Given request: Count every line of these entries that holds the word "here", and reply with the number only.

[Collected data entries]
----------

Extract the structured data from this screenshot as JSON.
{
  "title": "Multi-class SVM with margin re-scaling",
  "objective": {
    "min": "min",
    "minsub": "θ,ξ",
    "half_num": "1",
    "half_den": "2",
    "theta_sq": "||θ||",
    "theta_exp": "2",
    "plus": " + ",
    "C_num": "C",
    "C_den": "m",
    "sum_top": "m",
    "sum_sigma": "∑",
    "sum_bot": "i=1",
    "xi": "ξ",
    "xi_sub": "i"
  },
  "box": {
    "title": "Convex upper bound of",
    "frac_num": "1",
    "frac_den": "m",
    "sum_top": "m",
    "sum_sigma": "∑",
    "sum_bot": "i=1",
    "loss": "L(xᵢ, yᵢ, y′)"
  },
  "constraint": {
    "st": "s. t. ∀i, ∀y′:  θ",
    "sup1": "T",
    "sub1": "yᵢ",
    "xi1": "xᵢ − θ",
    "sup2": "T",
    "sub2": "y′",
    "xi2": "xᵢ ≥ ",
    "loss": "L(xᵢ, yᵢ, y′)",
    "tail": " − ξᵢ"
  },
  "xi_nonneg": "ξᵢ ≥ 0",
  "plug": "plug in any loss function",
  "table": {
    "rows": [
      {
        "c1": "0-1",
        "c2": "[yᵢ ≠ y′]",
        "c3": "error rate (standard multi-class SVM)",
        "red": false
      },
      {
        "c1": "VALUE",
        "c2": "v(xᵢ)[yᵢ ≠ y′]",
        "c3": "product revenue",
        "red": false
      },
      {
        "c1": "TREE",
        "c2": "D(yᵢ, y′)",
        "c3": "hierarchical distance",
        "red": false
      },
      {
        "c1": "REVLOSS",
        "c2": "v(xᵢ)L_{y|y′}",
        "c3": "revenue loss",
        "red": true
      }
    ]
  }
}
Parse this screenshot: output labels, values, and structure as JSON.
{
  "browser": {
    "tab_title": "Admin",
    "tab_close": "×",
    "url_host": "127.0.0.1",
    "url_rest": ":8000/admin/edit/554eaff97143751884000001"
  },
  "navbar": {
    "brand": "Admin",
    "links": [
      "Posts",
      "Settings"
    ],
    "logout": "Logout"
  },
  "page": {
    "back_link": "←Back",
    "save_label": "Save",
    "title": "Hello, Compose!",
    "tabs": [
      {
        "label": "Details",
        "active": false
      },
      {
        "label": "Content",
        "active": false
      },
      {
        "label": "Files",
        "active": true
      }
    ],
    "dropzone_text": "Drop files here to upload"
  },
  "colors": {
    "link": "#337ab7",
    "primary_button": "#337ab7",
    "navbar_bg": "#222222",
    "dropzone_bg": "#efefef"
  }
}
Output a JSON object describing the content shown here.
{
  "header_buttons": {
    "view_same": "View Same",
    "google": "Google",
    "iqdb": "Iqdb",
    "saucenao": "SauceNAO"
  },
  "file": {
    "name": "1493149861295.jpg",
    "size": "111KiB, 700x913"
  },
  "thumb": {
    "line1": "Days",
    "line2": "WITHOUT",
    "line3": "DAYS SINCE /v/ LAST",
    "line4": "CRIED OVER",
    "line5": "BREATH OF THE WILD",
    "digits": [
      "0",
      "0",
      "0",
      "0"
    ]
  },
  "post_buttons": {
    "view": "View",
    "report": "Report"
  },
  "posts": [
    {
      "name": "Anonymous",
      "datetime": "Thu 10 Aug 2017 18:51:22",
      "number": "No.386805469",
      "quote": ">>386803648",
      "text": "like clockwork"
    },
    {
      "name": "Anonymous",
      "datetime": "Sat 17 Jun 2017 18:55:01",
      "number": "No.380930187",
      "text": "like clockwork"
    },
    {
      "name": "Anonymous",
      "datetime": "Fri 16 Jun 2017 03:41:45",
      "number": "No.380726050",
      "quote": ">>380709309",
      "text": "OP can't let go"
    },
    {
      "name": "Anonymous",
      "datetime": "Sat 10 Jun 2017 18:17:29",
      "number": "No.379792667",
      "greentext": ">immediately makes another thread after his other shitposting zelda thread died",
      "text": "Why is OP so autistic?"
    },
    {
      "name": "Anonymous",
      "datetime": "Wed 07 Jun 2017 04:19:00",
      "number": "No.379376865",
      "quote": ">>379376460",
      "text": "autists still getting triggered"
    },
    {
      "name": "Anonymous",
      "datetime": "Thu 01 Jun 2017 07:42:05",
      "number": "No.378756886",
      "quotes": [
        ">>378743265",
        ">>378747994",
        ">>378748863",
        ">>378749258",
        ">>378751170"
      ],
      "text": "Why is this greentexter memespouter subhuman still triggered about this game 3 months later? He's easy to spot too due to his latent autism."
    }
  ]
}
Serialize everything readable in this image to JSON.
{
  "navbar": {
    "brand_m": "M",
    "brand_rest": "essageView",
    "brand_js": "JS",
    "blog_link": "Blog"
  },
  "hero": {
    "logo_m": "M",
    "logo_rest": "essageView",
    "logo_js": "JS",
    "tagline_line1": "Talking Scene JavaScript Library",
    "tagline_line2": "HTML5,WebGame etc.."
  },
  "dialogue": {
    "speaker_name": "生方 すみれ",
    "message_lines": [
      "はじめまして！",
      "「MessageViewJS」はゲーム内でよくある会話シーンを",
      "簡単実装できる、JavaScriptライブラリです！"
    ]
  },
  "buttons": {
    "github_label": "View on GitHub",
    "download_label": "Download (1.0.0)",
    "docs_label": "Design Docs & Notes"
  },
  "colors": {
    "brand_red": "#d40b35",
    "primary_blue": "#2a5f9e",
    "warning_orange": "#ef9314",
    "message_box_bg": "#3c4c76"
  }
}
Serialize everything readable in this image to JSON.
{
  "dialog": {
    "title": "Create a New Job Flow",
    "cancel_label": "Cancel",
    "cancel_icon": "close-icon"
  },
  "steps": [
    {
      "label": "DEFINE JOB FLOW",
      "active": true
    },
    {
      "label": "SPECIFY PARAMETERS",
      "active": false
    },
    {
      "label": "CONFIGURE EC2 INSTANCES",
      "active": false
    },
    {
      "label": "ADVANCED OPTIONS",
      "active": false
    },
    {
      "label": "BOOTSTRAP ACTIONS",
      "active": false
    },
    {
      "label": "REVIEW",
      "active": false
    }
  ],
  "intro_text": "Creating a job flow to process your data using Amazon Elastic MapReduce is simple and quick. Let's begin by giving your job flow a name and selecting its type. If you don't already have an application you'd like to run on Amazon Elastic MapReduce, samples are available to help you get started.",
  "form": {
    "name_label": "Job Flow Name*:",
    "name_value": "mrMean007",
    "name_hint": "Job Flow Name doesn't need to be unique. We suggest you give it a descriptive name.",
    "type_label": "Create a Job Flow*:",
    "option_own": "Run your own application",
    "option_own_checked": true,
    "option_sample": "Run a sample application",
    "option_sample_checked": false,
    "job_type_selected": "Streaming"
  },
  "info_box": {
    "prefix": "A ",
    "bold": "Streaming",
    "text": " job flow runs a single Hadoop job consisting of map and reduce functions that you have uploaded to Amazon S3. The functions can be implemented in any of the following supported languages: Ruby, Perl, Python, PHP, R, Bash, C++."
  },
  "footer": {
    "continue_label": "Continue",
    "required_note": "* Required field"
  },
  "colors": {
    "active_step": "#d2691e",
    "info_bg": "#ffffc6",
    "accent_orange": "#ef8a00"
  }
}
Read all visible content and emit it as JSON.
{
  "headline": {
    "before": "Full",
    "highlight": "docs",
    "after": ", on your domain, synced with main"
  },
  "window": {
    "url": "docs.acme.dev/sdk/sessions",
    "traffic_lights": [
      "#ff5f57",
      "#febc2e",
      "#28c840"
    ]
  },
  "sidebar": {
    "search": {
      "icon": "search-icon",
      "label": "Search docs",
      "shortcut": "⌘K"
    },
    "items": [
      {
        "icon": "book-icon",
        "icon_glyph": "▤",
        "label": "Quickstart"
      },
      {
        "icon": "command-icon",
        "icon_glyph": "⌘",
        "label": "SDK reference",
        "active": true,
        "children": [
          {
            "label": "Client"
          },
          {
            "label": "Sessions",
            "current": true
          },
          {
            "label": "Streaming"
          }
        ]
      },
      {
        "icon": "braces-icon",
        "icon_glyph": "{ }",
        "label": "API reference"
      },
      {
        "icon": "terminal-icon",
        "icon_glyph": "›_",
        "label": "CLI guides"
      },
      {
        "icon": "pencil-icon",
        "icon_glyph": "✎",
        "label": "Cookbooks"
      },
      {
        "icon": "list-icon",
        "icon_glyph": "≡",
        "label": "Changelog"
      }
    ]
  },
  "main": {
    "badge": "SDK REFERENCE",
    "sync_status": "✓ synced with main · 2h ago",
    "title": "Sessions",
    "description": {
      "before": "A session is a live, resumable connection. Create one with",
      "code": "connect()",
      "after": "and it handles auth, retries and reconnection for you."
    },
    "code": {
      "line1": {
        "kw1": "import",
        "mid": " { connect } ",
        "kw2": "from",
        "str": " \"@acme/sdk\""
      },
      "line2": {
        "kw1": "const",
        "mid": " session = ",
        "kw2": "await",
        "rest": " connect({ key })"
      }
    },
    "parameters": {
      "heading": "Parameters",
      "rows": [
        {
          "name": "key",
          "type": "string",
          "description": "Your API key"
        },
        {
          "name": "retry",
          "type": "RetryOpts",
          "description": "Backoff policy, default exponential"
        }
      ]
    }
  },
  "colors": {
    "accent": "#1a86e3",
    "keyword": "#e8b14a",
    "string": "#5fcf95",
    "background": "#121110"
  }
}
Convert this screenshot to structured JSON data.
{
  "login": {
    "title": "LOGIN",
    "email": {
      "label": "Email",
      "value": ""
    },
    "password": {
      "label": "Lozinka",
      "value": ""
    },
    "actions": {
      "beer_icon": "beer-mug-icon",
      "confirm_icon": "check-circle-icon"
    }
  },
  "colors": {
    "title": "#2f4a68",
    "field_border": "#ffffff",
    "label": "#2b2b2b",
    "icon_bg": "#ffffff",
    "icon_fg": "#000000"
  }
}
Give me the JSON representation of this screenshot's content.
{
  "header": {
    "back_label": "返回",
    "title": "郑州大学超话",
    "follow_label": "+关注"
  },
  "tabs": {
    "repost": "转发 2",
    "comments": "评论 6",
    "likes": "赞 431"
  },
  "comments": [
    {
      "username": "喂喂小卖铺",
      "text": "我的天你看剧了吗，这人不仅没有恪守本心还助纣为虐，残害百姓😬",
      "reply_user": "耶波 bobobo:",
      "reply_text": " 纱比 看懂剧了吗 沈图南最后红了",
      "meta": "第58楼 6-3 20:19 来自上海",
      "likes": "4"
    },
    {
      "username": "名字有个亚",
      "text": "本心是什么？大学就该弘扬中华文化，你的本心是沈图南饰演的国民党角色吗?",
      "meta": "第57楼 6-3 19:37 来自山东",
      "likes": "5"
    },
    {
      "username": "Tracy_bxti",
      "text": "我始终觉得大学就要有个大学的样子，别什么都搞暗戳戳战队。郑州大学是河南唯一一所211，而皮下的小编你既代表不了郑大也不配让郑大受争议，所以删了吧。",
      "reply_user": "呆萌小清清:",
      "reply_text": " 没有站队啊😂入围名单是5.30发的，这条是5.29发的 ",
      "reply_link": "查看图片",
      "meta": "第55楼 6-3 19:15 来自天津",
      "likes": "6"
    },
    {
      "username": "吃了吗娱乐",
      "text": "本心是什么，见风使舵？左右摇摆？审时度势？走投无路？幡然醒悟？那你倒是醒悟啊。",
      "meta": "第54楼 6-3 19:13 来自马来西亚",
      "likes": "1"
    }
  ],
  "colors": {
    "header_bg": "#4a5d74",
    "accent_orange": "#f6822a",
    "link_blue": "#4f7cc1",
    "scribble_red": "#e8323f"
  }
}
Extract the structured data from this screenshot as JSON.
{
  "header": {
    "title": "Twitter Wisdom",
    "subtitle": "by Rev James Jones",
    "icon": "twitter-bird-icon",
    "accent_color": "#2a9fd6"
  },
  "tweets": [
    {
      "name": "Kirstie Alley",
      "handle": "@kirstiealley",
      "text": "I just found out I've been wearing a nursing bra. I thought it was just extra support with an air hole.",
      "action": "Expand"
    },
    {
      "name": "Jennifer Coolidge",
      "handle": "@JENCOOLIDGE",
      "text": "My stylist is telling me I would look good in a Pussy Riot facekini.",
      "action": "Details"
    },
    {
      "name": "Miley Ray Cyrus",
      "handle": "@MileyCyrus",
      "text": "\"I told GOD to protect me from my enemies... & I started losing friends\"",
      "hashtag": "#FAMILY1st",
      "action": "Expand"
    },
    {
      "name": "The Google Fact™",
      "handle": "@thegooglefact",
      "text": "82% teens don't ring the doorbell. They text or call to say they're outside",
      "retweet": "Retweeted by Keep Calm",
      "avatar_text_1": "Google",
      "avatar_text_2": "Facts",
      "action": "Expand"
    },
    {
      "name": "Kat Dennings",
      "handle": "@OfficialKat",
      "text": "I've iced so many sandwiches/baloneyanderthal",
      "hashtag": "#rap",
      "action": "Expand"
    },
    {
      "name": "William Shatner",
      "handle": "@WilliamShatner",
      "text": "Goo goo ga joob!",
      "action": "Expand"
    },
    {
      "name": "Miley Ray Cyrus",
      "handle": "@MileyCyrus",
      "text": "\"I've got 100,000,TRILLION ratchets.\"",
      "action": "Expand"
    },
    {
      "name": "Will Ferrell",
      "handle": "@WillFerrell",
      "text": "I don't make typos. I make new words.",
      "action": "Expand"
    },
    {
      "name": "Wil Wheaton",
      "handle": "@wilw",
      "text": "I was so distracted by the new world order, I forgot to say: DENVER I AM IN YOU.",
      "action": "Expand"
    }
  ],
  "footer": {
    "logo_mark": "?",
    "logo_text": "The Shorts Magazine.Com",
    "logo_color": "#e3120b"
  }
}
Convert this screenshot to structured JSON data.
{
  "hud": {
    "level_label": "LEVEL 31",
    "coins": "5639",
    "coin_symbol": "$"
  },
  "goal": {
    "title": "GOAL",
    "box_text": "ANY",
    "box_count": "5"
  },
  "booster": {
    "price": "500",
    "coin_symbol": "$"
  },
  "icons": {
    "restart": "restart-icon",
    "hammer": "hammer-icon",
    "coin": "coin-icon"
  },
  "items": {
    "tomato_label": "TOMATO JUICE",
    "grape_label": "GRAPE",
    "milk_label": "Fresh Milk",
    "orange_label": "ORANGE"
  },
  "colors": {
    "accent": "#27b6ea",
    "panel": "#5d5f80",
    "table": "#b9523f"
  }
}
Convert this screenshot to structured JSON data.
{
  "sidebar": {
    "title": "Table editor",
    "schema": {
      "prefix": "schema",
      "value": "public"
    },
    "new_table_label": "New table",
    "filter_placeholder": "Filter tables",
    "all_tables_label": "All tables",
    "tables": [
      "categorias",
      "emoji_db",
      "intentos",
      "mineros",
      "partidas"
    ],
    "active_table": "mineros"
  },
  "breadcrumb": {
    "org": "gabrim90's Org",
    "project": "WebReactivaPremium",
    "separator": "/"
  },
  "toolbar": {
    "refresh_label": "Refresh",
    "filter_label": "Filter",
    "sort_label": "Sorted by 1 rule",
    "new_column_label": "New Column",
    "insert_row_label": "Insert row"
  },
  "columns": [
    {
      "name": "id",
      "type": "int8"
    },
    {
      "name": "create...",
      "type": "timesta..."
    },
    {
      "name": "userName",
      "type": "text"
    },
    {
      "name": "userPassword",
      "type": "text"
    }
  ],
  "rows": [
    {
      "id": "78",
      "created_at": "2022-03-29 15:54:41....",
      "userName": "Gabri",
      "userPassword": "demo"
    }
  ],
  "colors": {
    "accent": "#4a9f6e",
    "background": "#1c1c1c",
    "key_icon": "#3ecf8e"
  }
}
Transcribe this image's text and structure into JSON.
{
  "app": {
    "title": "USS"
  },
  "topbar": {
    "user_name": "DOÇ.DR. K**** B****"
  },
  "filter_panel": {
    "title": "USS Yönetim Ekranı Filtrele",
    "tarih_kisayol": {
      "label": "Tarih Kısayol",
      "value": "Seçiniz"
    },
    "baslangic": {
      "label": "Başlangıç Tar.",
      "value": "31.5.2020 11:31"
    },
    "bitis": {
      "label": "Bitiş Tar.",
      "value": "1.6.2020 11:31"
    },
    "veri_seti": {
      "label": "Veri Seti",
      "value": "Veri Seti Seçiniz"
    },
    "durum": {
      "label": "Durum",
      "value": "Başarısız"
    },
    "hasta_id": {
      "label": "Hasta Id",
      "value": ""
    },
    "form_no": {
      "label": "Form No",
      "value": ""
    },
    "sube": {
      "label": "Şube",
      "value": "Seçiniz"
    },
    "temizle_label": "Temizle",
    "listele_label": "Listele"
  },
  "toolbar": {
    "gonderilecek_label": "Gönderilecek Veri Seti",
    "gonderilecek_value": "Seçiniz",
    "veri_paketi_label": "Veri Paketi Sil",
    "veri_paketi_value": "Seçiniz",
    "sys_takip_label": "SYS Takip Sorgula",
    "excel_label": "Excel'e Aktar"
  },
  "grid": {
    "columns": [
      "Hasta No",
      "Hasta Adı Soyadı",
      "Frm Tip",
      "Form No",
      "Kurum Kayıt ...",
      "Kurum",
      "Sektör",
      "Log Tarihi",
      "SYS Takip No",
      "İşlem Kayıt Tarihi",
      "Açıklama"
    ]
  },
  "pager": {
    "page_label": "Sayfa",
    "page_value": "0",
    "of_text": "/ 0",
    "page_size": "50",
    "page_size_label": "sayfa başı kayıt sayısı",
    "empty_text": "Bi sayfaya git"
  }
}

----------

Exercise solution: 2